→ GOAL
Can you put the lines from the one containing "sidebar: BrainPick Where" up to and including the one containing "prompt-title: Prompt 6" into a JSON list of strings, with one string per line and blank lines left out?

→ Layout dataset entries
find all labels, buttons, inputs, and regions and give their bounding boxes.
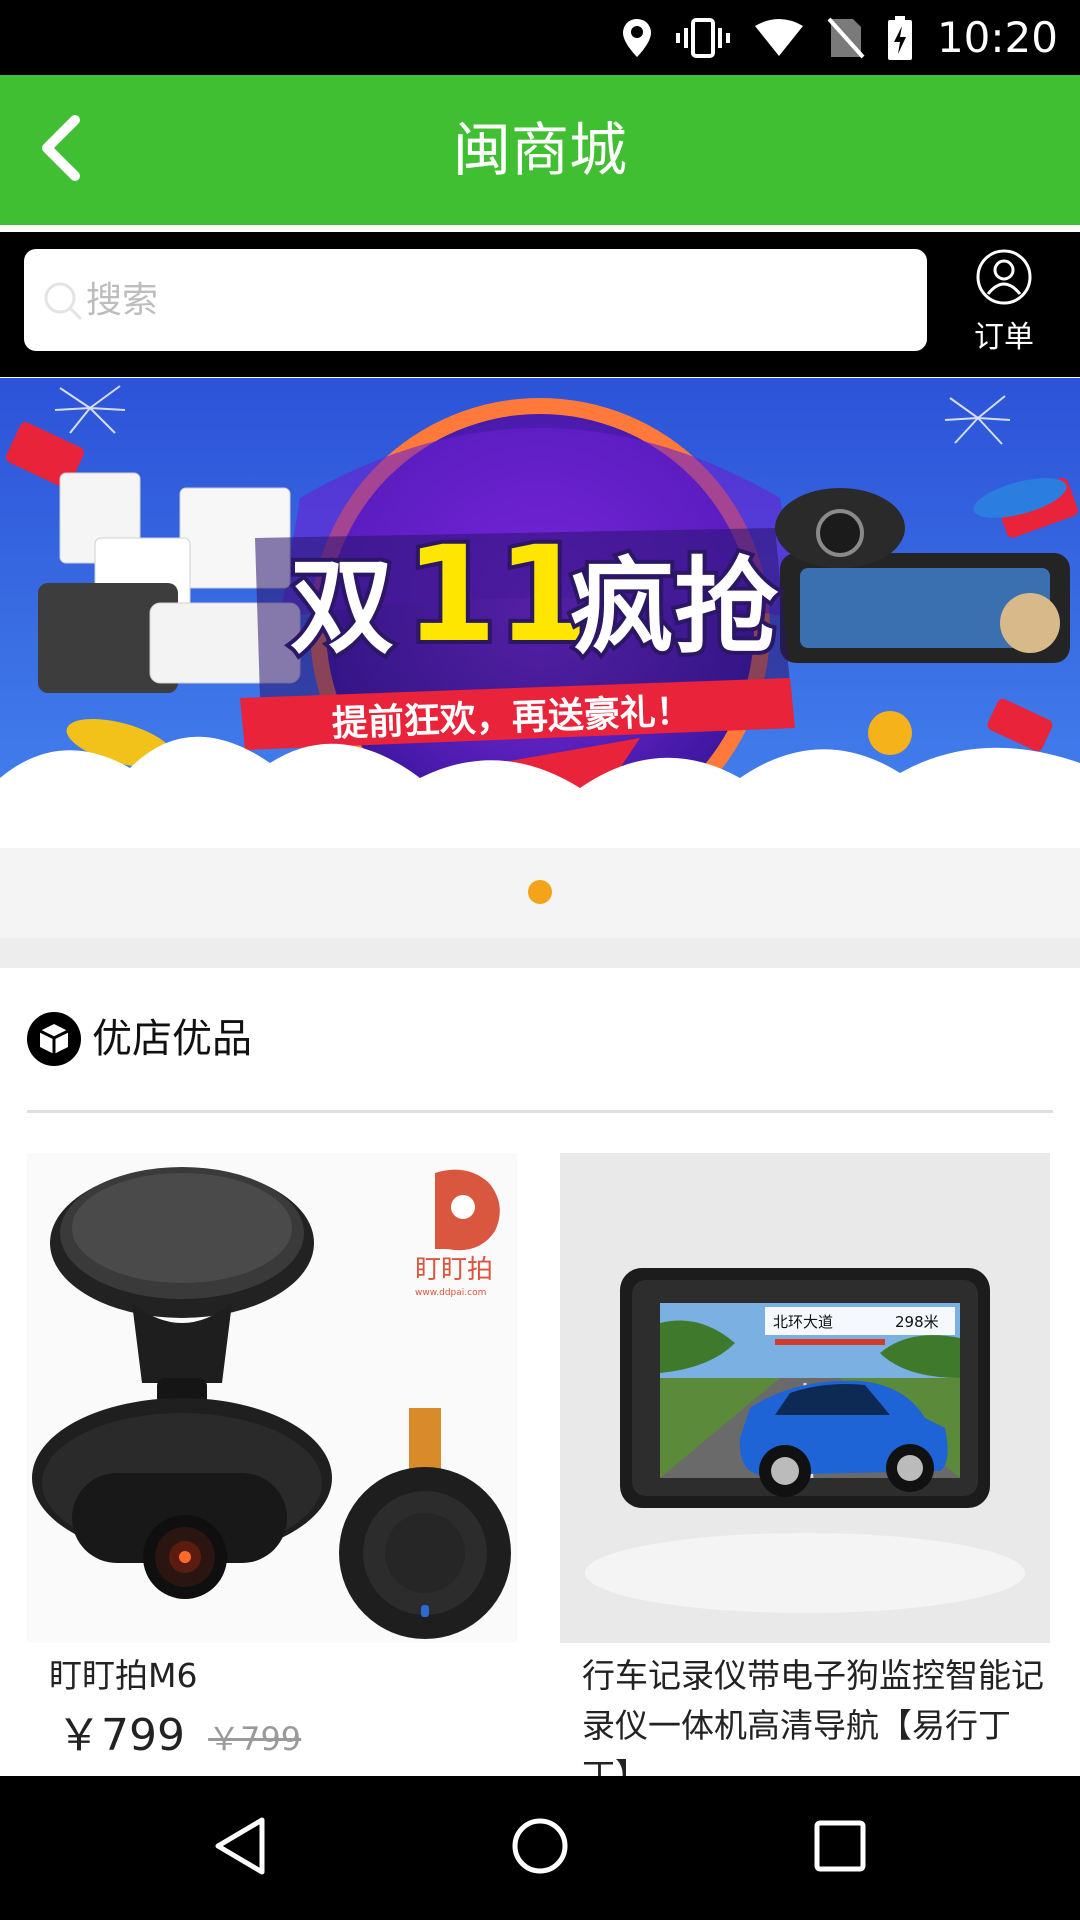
header-divider (0, 225, 1080, 232)
search-input[interactable] (86, 249, 906, 351)
product-name: 盯盯拍M6 (49, 1656, 198, 1695)
section-title: 优店优品 (92, 1016, 252, 1062)
vibrate-icon (675, 17, 731, 58)
wifi-icon (753, 18, 805, 58)
status-icons: 10:20 (621, 0, 1058, 75)
search-bar: 订单 (0, 232, 1080, 377)
box-icon (27, 1012, 81, 1070)
battery-charging-icon (887, 15, 913, 60)
brand-logo-text: 盯盯拍 (415, 1255, 493, 1285)
nav-home-button[interactable] (500, 1812, 580, 1884)
nav-back-button[interactable] (200, 1812, 280, 1884)
product-original-price: ￥799 (208, 1720, 302, 1758)
no-sim-icon (827, 17, 865, 59)
page-title: 闽商城 (452, 116, 627, 184)
banner-artwork: 双 11 疯抢 提前狂欢，再送豪礼！ (0, 378, 1080, 938)
nav-recents-button[interactable] (800, 1812, 880, 1884)
section-divider (27, 1110, 1053, 1113)
price-row: ￥799 ￥799 (27, 1699, 517, 1763)
status-time: 10:20 (936, 13, 1058, 62)
status-bar: 10:20 (0, 0, 1080, 75)
banner-headline-number: 11 (405, 518, 589, 672)
banner-headline-prefix: 双 (290, 546, 394, 668)
system-nav-bar (0, 1776, 1080, 1920)
product-card[interactable]: 北环大道 298米 行车记录仪带电子狗监控智能记录仪一体机高清导航【易行丁丁】 (560, 1153, 1050, 1801)
search-icon (42, 280, 84, 326)
orders-button[interactable]: 订单 (948, 248, 1060, 360)
product-image: 盯盯拍 www.ddpai.com (27, 1153, 517, 1643)
back-triangle-icon (212, 1816, 268, 1880)
product-image: 北环大道 298米 (560, 1153, 1050, 1643)
section-gap (0, 938, 1080, 968)
user-icon (975, 248, 1033, 310)
promo-banner[interactable]: 双 11 疯抢 提前狂欢，再送豪礼！ (0, 378, 1080, 938)
app-header: 闽商城 (0, 75, 1080, 225)
orders-label: 订单 (974, 320, 1034, 355)
product-price: ￥799 (57, 1710, 185, 1761)
recents-square-icon (812, 1818, 868, 1878)
product-card[interactable]: 盯盯拍 www.ddpai.com 盯盯拍M6 ￥799 ￥799 (27, 1153, 517, 1763)
section-header: 优店优品 (0, 968, 1080, 1110)
location-icon (621, 17, 653, 59)
search-box[interactable] (24, 249, 927, 351)
home-circle-icon (510, 1816, 570, 1880)
screen-distance: 298米 (895, 1313, 939, 1331)
brand-url: www.ddpai.com (415, 1288, 486, 1298)
carousel-dot-active[interactable] (528, 880, 552, 904)
banner-headline-suffix: 疯抢 (570, 546, 779, 668)
screen-road-label: 北环大道 (773, 1313, 833, 1331)
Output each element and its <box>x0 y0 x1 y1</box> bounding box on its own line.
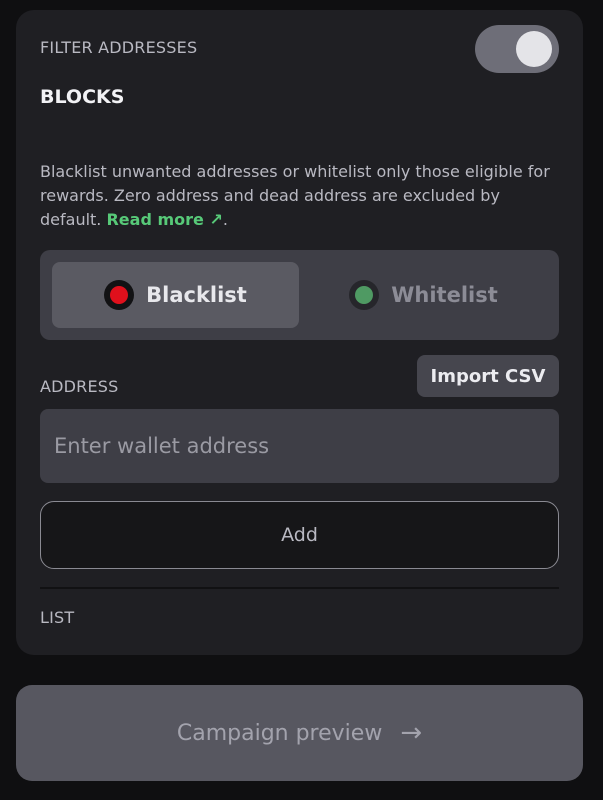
toggle-knob <box>516 31 552 67</box>
list-label: LIST <box>40 608 75 627</box>
blocks-description: Blacklist unwanted addresses or whitelis… <box>40 160 560 232</box>
description-period: . <box>222 210 228 229</box>
external-link-icon: ↗ <box>209 210 223 229</box>
filter-addresses-toggle[interactable] <box>475 25 559 73</box>
blacklist-label: Blacklist <box>146 283 247 307</box>
read-more-link[interactable]: Read more ↗ <box>106 210 222 229</box>
radio-icon <box>104 280 135 310</box>
campaign-preview-label: Campaign preview <box>176 720 383 746</box>
blacklist-dot-icon <box>110 286 129 304</box>
whitelist-option[interactable]: Whitelist <box>300 262 547 328</box>
divider <box>40 587 559 589</box>
import-csv-button[interactable]: Import CSV <box>417 355 559 397</box>
wallet-address-input[interactable] <box>40 409 559 483</box>
filter-addresses-label: FILTER ADDRESSES <box>40 38 198 57</box>
arrow-right-icon: → <box>400 718 423 748</box>
radio-icon <box>349 280 380 310</box>
read-more-label: Read more <box>106 210 204 229</box>
address-label: ADDRESS <box>40 377 119 396</box>
whitelist-label: Whitelist <box>391 283 498 307</box>
whitelist-dot-icon <box>355 286 374 304</box>
add-address-button[interactable]: Add <box>40 501 559 569</box>
blocks-filter-card: FILTER ADDRESSES BLOCKS Blacklist unwant… <box>16 10 583 655</box>
blacklist-option[interactable]: Blacklist <box>52 262 299 328</box>
campaign-preview-button[interactable]: Campaign preview → <box>16 685 583 781</box>
list-mode-selector: Blacklist Whitelist <box>40 250 559 340</box>
blocks-title: BLOCKS <box>40 86 125 108</box>
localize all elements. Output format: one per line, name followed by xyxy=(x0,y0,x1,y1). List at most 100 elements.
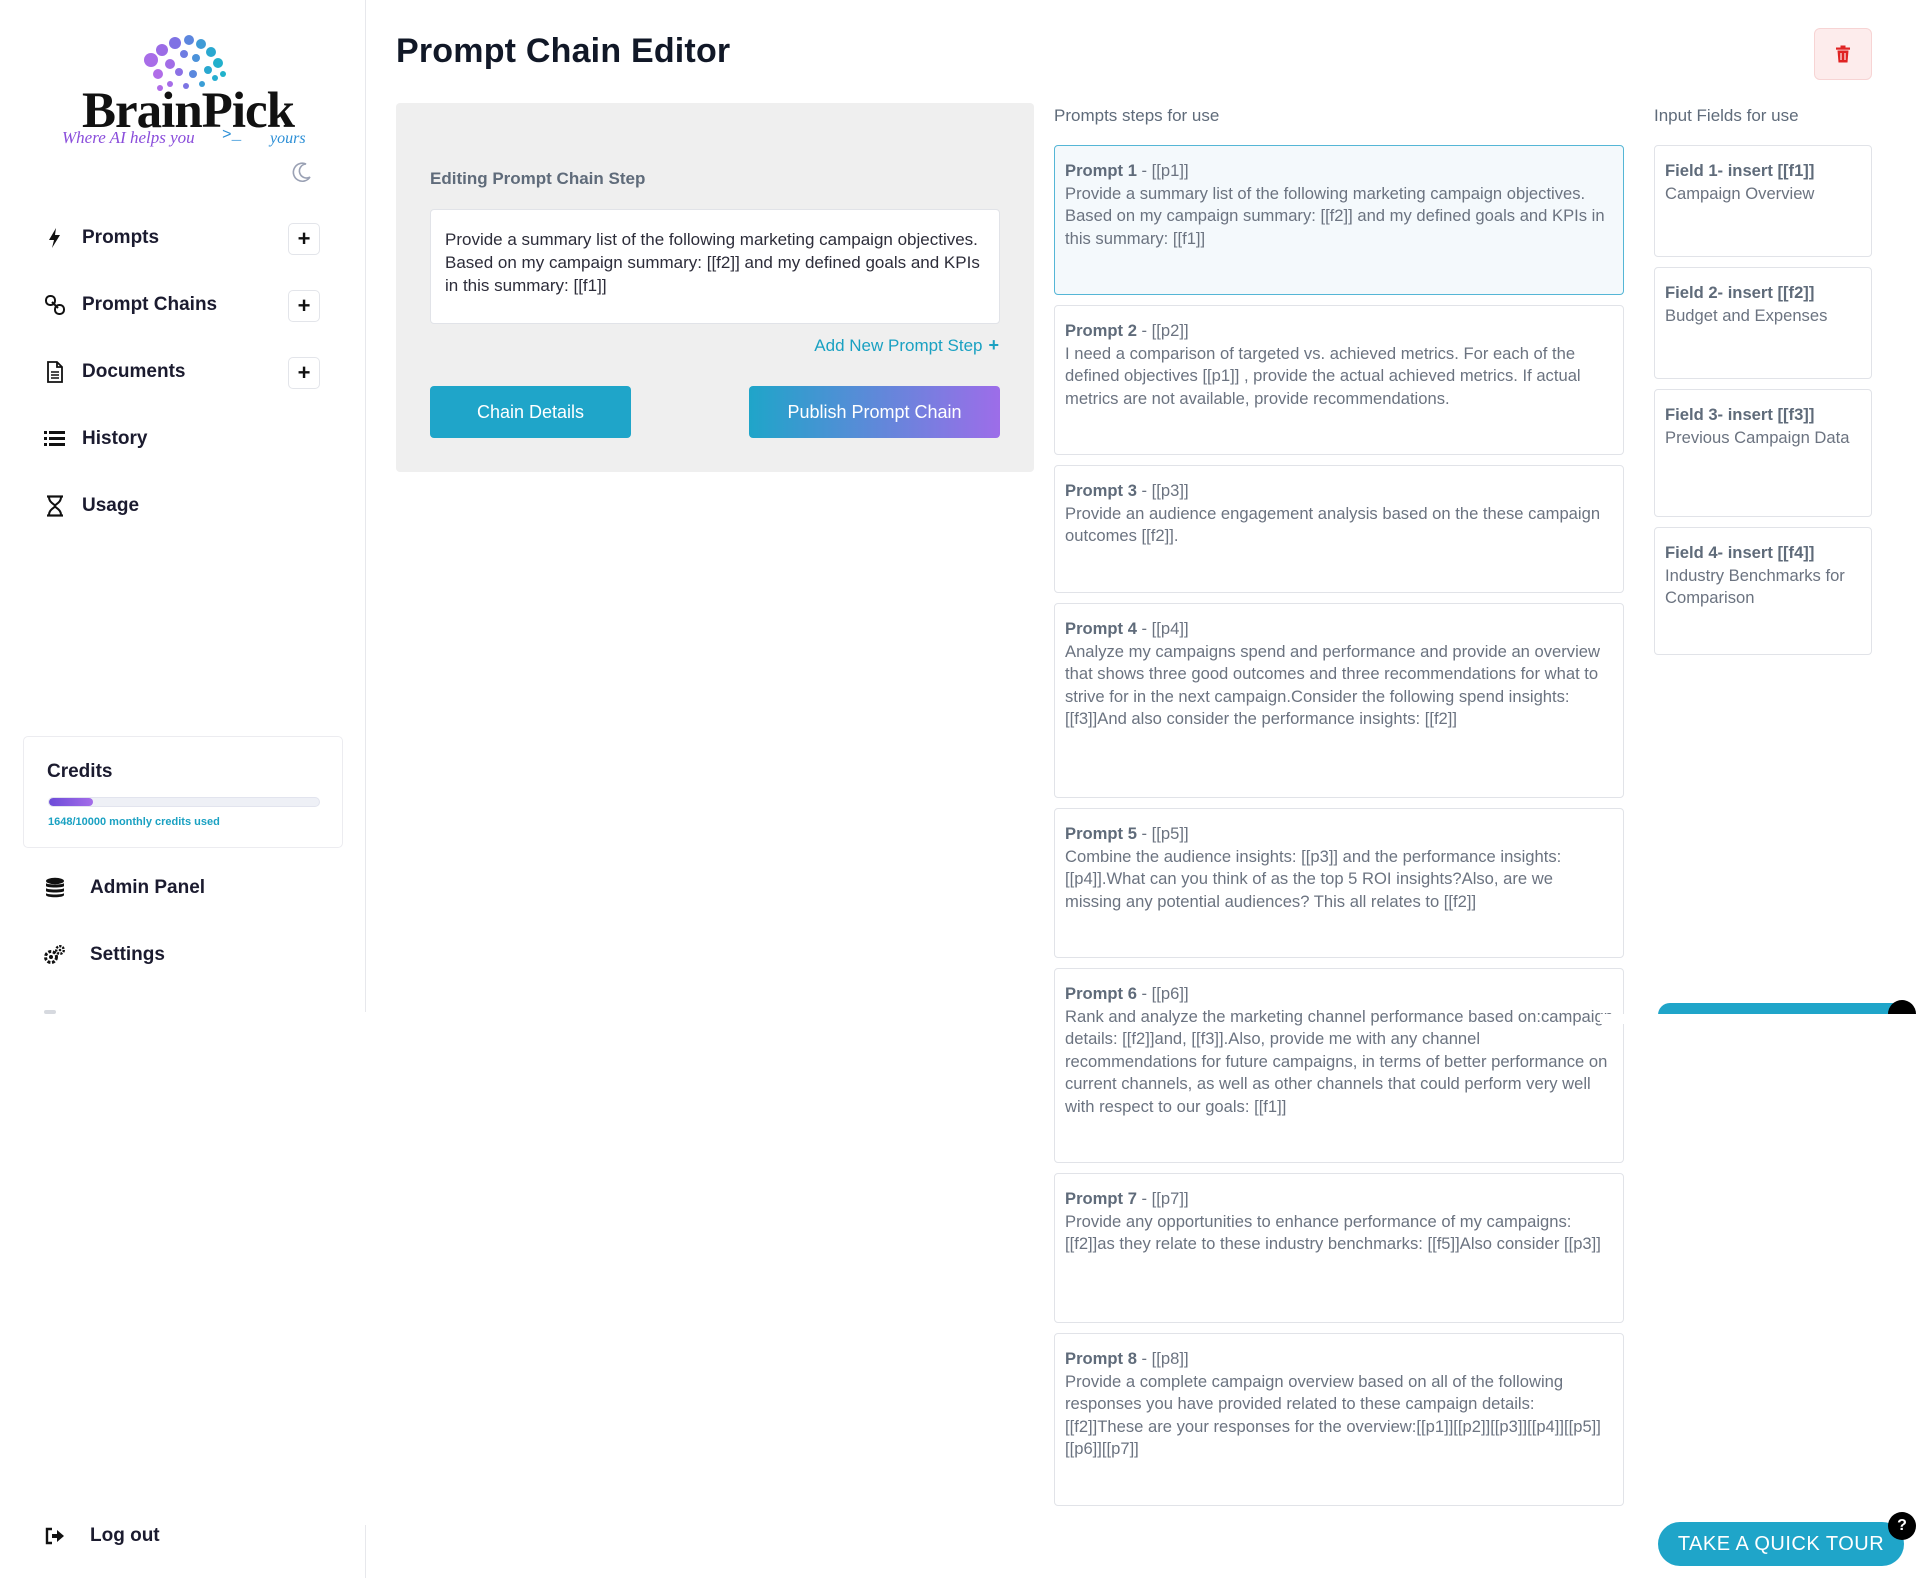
sidebar: BrainPick Where AI helps you >_ yours Pr… xyxy=(0,0,366,1578)
field-title: Field 4- insert [[f4]] xyxy=(1665,543,1815,562)
sidebar-item-prompts[interactable]: Prompts + xyxy=(44,216,326,260)
prompt-title: Prompt 6 xyxy=(1065,984,1137,1003)
logout-label: Log out xyxy=(90,1525,160,1546)
prompt-ref: - [[p8]] xyxy=(1136,1349,1189,1368)
prompt-ref: - [[p6]] xyxy=(1136,984,1189,1003)
field-text: Industry Benchmarks for Comparison xyxy=(1665,565,1845,608)
sidebar-item-settings[interactable]: Settings xyxy=(44,933,165,977)
sidebar-item-usage[interactable]: Usage xyxy=(44,484,326,528)
field-title: Field 2- insert [[f2]] xyxy=(1665,283,1815,302)
logout-button[interactable]: Log out xyxy=(44,1514,160,1558)
prompt-text: Analyze my campaigns spend and performan… xyxy=(1065,641,1600,729)
field-text: Previous Campaign Data xyxy=(1665,427,1850,447)
prompt-card-6[interactable]: Prompt 6 - [[p6]] Rank and analyze the m… xyxy=(1054,968,1624,1163)
prompt-title: Prompt 7 xyxy=(1065,1189,1137,1208)
logo-prompt-symbol: >_ xyxy=(222,126,242,144)
publish-prompt-chain-button[interactable]: Publish Prompt Chain xyxy=(749,386,1000,438)
sidebar-item-label: Settings xyxy=(90,944,165,965)
prompt-ref: - [[p7]] xyxy=(1136,1189,1189,1208)
prompt-ref: - [[p3]] xyxy=(1136,481,1189,500)
sidebar-item-label: Usage xyxy=(82,495,140,516)
add-step-label: Add New Prompt Step xyxy=(814,335,983,355)
field-text: Campaign Overview xyxy=(1665,183,1815,203)
field-card-3[interactable]: Field 3- insert [[f3]] Previous Campaign… xyxy=(1654,389,1872,517)
field-card-4[interactable]: Field 4- insert [[f4]] Industry Benchmar… xyxy=(1654,527,1872,655)
credits-progress-fill xyxy=(49,798,94,806)
sidebar-item-history[interactable]: History xyxy=(44,417,326,461)
sidebar-divider xyxy=(365,1525,366,1578)
sidebar-item-label: Prompts xyxy=(82,227,160,248)
prompt-card-7[interactable]: Prompt 7 - [[p7]] Provide any opportunit… xyxy=(1054,1173,1624,1323)
prompts-column-heading: Prompts steps for use xyxy=(1054,106,1220,125)
prompt-title: Prompt 3 xyxy=(1065,481,1137,500)
prompt-ref: - [[p1]] xyxy=(1136,161,1189,180)
prompt-text: I need a comparison of targeted vs. achi… xyxy=(1065,343,1581,408)
document-icon xyxy=(44,361,66,383)
credits-card: Credits 1648/10000 monthly credits used xyxy=(23,736,343,848)
plus-icon: + xyxy=(988,335,999,355)
sidebar-item-prompt-chains[interactable]: Prompt Chains + xyxy=(44,283,326,327)
field-text: Budget and Expenses xyxy=(1665,305,1828,325)
add-prompt-step-link[interactable]: Add New Prompt Step + xyxy=(814,335,999,356)
delete-chain-button[interactable] xyxy=(1814,28,1872,80)
hourglass-icon xyxy=(44,495,66,517)
prompt-title: Prompt 2 xyxy=(1065,321,1137,340)
prompt-text: Combine the audience insights: [[p3]] an… xyxy=(1065,846,1562,911)
field-title: Field 1- insert [[f1]] xyxy=(1665,161,1815,180)
prompt-title: Prompt 4 xyxy=(1065,619,1137,638)
database-icon xyxy=(44,877,66,899)
add-prompt-chain-button[interactable]: + xyxy=(288,290,320,322)
prompt-title: Prompt 8 xyxy=(1065,1349,1137,1368)
prompt-ref: - [[p5]] xyxy=(1136,824,1189,843)
add-document-button[interactable]: + xyxy=(288,357,320,389)
prompt-card-8[interactable]: Prompt 8 - [[p8]] Provide a complete cam… xyxy=(1054,1333,1624,1506)
field-card-2[interactable]: Field 2- insert [[f2]] Budget and Expens… xyxy=(1654,267,1872,379)
sidebar-item-admin-panel[interactable]: Admin Panel xyxy=(44,866,205,910)
prompt-ref: - [[p2]] xyxy=(1136,321,1189,340)
moon-icon xyxy=(292,162,311,183)
gears-icon xyxy=(44,944,66,966)
prompt-text: Rank and analyze the marketing channel p… xyxy=(1065,1006,1613,1116)
logout-icon xyxy=(44,1525,66,1547)
sidebar-item-label: Documents xyxy=(82,361,186,382)
sidebar-item-label: History xyxy=(82,428,148,449)
prompt-title: Prompt 1 xyxy=(1065,161,1137,180)
prompt-card-1[interactable]: Prompt 1 - [[p1]] Provide a summary list… xyxy=(1054,145,1624,295)
link-icon xyxy=(44,294,66,316)
credits-title: Credits xyxy=(47,761,113,782)
credits-progress-bar xyxy=(48,797,320,807)
sidebar-item-label: Admin Panel xyxy=(90,877,206,898)
list-icon xyxy=(44,428,66,450)
prompt-card-4[interactable]: Prompt 4 - [[p4]] Analyze my campaigns s… xyxy=(1054,603,1624,798)
trash-icon xyxy=(1836,45,1850,63)
prompt-card-3[interactable]: Prompt 3 - [[p3]] Provide an audience en… xyxy=(1054,465,1624,593)
field-title: Field 3- insert [[f3]] xyxy=(1665,405,1815,424)
prompt-card-5[interactable]: Prompt 5 - [[p5]] Combine the audience i… xyxy=(1054,808,1624,958)
truncated-item-edge xyxy=(44,1010,56,1014)
bolt-icon xyxy=(44,227,66,249)
sidebar-divider xyxy=(365,0,366,1012)
prompt-text: Provide a summary list of the following … xyxy=(1065,183,1605,248)
credits-summary: 1648/10000 monthly credits used xyxy=(48,816,220,828)
fields-column-heading: Input Fields for use xyxy=(1654,106,1799,125)
chain-details-button[interactable]: Chain Details xyxy=(430,386,631,438)
prompt-card-2[interactable]: Prompt 2 - [[p2]] I need a comparison of… xyxy=(1054,305,1624,455)
prompt-step-textarea[interactable]: Provide a summary list of the following … xyxy=(430,209,1000,324)
prompt-text: Provide a complete campaign overview bas… xyxy=(1065,1371,1601,1459)
seam-mask xyxy=(1600,1014,1920,1024)
prompt-text: Provide an audience engagement analysis … xyxy=(1065,503,1601,546)
dark-mode-toggle[interactable] xyxy=(290,160,314,184)
add-prompt-button[interactable]: + xyxy=(288,223,320,255)
sidebar-item-documents[interactable]: Documents + xyxy=(44,350,326,394)
take-quick-tour-button[interactable]: TAKE A QUICK TOUR xyxy=(1658,1522,1904,1566)
prompt-step-editor: Editing Prompt Chain Step Provide a summ… xyxy=(396,103,1034,472)
prompt-title: Prompt 5 xyxy=(1065,824,1137,843)
page-title: Prompt Chain Editor xyxy=(396,32,731,70)
prompt-text: Provide any opportunities to enhance per… xyxy=(1065,1211,1601,1254)
prompt-ref: - [[p4]] xyxy=(1136,619,1189,638)
field-card-1[interactable]: Field 1- insert [[f1]] Campaign Overview xyxy=(1654,145,1872,257)
logo-tagline: Where AI helps you xyxy=(62,128,195,147)
help-badge[interactable]: ? xyxy=(1888,1512,1916,1540)
brainpick-logo[interactable]: BrainPick Where AI helps you >_ yours xyxy=(58,30,318,155)
sidebar-item-label: Prompt Chains xyxy=(82,294,218,315)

→ EXERCISE OUTPUT
[
  "sidebar: BrainPick Where AI helps you >_ yours Pr… xyxy=(0,0,366,1578)",
  "field-title: Field 4- insert [[f4]] xyxy=(1665,543,1815,562)",
  "sidebar-item-prompts[interactable]: Prompts + xyxy=(44,216,326,260)",
  "prompt-title: Prompt 6 xyxy=(1065,984,1137,1003)"
]